== TRECHO DO TEXTO
Art. 502. Denomina-se coisa julgada material a autoridade que torna imutável e indiscutível a decisão de mérito não mais sujeita a recurso.
Verificamos no art. 6º, terceiro parágrafo da Lei de Introdução às Normas do Direito Brasileiro há o enunciado: “Chama-se coisa julgada ou caso julgado a decisão judicial de que já não caiba mais recurso. A origem do termo “caso julgado” é do mencionado direito português (art.677).
Doutrinariamente esclarece Barbosa Moreira que a imutabilidade não se refere aos efeitos da sentença, e sim, ao próprio conteúdo da sentença, posto que seus efeitos possam ser modificados.
Desta forma, conclui-se que a coisa julgada não é efeito da sentença e nem qualidade dos efeitos da sentença é, em verdade, uma situação jurídica que se forma no momento em que a sentença se transforma de instável para estável.
Evidentemente o processo segue adiante em direção ao ato processual magno representado pela sentença que poderá decidir ou não o mérito da causa.
Assim, a impossibilidade de recorrer acontece em virtude de não haver mais recursos cabíveis para impugnar a decisão, ou tendo esgotados todos os recursos previstos em lei, o réu perdeu o prazo para a devida interposição recursal, ou ainda, porque não se enquadra a decisão nas hipóteses que se submetem ao reexame necessário.
====
== REGISTROS EXIBIDOS
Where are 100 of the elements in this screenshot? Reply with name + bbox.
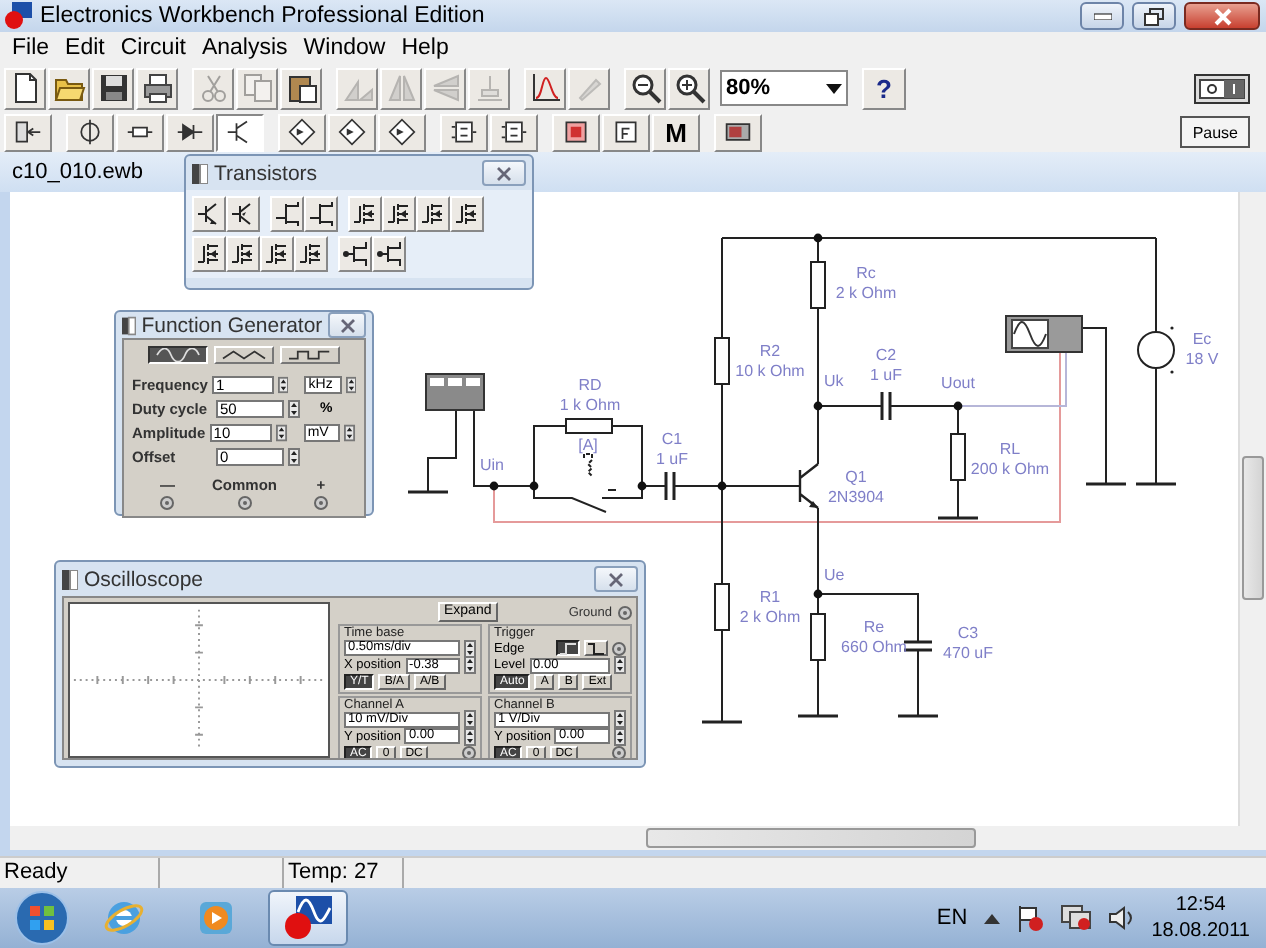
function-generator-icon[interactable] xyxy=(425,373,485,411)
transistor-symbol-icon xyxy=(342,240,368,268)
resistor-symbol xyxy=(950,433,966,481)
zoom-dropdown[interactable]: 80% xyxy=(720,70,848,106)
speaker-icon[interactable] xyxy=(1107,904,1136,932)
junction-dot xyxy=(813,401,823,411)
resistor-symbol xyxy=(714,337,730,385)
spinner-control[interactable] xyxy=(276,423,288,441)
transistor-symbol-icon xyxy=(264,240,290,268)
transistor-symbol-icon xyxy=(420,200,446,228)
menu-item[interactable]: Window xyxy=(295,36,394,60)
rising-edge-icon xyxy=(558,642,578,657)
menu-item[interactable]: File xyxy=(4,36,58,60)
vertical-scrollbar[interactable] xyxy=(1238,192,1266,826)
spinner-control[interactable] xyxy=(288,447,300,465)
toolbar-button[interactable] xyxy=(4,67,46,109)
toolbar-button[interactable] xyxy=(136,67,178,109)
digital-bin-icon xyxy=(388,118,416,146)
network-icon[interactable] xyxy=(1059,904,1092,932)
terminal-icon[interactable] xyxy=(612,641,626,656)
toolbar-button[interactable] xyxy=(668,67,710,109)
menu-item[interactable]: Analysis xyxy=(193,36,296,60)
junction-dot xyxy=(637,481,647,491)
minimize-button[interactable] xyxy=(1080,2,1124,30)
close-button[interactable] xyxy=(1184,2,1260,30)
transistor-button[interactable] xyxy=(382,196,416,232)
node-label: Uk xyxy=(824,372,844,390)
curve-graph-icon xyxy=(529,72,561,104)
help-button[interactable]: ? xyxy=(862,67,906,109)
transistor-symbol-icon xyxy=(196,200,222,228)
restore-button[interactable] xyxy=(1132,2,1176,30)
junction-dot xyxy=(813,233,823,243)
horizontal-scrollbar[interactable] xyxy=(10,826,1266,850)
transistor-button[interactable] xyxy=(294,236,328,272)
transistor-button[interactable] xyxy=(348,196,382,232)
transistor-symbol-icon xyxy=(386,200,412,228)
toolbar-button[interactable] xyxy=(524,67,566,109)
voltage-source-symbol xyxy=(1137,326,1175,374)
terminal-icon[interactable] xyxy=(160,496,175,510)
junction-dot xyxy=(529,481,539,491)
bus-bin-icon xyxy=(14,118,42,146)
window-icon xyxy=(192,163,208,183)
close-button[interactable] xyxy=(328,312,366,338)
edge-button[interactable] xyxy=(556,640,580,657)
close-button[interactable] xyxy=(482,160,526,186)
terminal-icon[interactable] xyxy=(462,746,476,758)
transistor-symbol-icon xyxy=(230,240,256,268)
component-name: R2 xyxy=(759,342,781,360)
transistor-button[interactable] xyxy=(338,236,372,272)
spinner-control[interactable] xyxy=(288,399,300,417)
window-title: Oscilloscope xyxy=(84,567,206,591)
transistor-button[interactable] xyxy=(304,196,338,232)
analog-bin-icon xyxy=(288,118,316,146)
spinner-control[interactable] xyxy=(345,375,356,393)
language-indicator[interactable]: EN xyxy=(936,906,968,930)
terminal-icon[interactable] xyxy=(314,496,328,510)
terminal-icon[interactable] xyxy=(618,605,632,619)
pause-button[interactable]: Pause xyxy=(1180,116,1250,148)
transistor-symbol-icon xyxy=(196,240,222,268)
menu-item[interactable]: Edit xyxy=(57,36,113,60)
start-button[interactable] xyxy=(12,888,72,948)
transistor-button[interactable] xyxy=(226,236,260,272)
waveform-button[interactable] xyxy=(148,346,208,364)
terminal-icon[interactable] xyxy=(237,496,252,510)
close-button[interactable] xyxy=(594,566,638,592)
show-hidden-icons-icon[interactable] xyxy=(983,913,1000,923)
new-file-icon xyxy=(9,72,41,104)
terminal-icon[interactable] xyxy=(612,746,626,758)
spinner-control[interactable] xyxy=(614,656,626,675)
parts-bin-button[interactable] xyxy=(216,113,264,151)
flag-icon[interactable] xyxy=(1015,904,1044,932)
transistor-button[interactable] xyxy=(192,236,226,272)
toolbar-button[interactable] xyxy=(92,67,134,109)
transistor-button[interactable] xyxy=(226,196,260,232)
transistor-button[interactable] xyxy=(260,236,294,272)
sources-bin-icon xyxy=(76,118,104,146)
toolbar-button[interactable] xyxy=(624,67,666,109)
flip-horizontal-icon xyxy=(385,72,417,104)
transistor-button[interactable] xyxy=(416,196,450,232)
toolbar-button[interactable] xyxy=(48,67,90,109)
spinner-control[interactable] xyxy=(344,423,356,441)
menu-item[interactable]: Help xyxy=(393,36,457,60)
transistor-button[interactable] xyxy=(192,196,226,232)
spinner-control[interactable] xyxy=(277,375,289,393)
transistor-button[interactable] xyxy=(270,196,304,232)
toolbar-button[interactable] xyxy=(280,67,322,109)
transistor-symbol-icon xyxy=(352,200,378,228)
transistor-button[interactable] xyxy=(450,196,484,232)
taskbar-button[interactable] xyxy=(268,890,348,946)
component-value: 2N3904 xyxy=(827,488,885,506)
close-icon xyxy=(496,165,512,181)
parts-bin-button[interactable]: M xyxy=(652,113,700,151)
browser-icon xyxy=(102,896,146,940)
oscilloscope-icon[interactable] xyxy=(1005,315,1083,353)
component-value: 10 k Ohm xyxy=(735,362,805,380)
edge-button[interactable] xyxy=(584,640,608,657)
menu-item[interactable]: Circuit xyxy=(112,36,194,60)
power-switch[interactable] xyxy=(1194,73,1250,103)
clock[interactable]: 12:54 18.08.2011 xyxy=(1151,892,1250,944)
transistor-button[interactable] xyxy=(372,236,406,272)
====
_INSTRUÇÕES DO EXERCÍCIO_
As afirmações a seguir estão de acordo com o texto sobre coisa julgada? Responda sim ou não a cada uma e cite, sem alterar nada, as palavras do texto que decidem a questão. (a) Para Barbosa Moreira, a imutabilidade se refere aos efeitos da sentença. (b) O termo "caso julgado" tem origem no direito português. (c) O texto conclui que a coisa julgada é uma qualidade dos efeitos da sentença.

_RESPOSTA COMPLETA_
(a) Não: "a imutabilidade não se refere aos efeitos da sentença, e sim, ao próprio conteúdo da sentença".
(b) Sim: "A origem do termo “caso julgado” é do mencionado direito português (art.677)".
(c) Não: "a coisa julgada não é efeito da sentença e nem qualidade dos efeitos da sentença".